DATA FOR THIS TASK:
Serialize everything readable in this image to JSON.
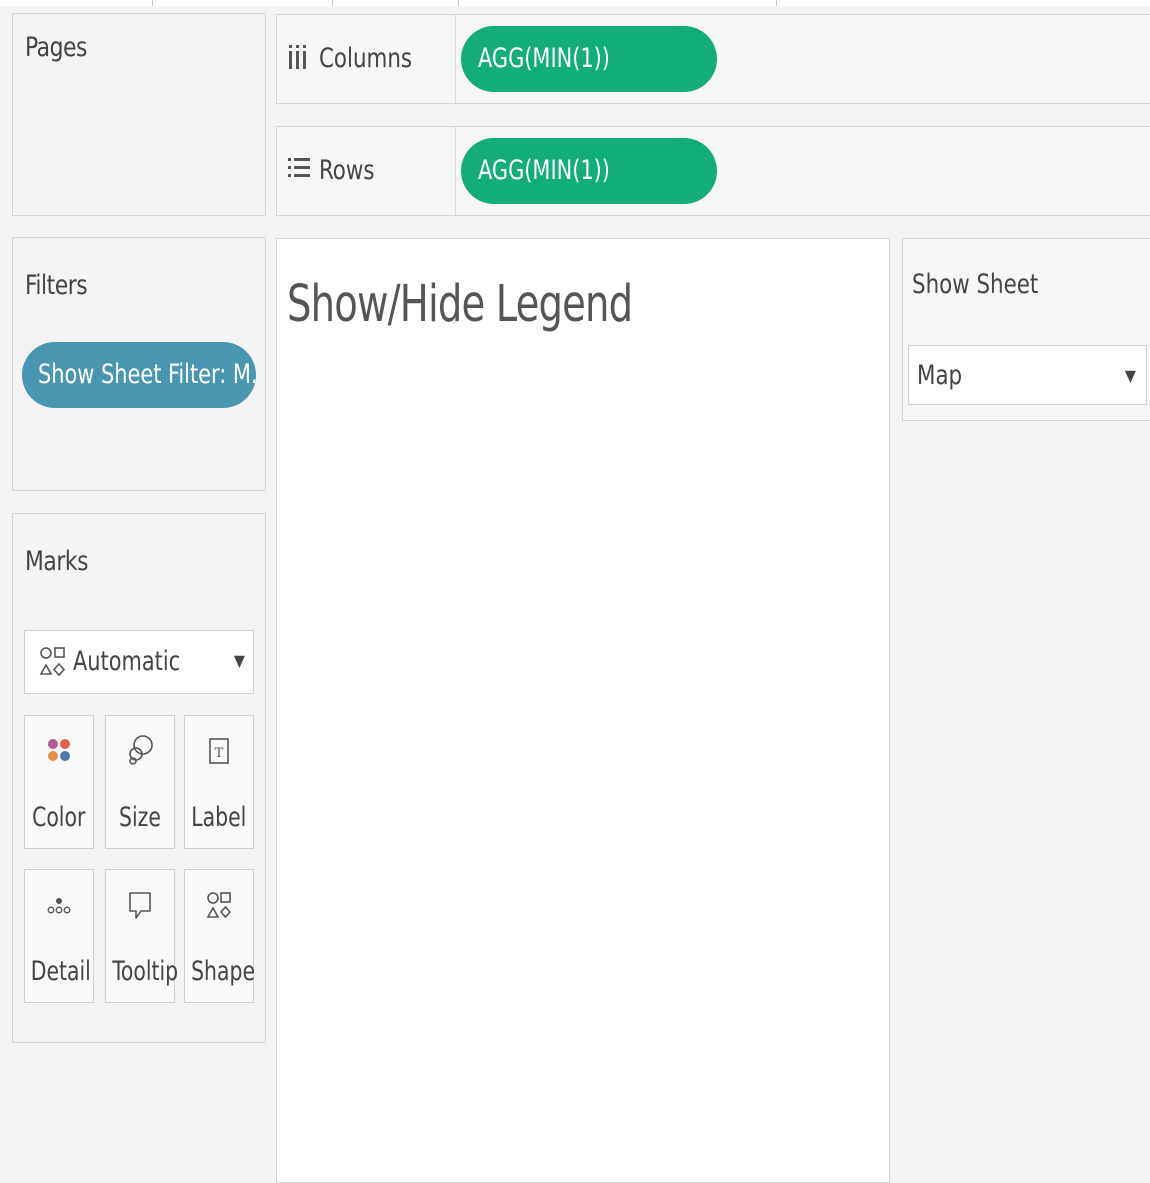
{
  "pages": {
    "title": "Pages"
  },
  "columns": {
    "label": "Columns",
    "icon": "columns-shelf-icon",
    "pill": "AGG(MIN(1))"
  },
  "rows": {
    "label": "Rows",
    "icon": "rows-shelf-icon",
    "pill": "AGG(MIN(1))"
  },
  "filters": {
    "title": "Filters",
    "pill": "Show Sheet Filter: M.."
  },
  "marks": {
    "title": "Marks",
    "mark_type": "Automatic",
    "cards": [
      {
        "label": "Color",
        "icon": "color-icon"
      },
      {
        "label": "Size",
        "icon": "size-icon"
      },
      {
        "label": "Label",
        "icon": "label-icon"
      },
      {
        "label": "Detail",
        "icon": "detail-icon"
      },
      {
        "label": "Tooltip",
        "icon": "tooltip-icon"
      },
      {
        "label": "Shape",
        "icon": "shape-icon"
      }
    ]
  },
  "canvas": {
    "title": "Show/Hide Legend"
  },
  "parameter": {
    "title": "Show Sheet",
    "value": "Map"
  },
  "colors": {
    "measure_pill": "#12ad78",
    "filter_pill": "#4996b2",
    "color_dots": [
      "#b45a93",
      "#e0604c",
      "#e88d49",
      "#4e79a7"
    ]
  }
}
---
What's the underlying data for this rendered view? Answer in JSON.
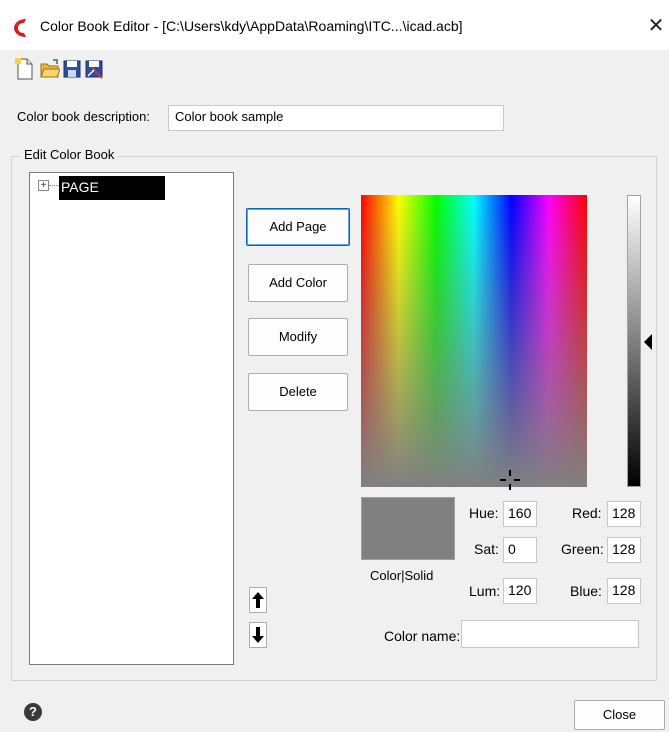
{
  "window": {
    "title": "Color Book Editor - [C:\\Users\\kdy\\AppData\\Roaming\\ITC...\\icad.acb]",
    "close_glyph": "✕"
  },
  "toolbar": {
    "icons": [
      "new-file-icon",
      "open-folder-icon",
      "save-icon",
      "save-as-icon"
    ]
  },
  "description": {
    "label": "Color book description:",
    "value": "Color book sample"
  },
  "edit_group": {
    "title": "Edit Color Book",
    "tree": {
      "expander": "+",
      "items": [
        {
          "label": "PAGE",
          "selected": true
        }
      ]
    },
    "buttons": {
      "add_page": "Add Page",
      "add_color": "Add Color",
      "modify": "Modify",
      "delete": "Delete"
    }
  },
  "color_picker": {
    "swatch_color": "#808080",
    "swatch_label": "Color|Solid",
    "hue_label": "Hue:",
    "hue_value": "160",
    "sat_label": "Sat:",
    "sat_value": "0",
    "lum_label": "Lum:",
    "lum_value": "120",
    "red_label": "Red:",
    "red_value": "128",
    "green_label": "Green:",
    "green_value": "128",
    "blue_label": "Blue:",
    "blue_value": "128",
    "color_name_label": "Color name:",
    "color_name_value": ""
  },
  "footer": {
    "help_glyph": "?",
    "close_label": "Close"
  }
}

EXERCISE GOAL: Determine the number of lines where the string "Show" occurs, and give that number only.

TASK ANSWER: 3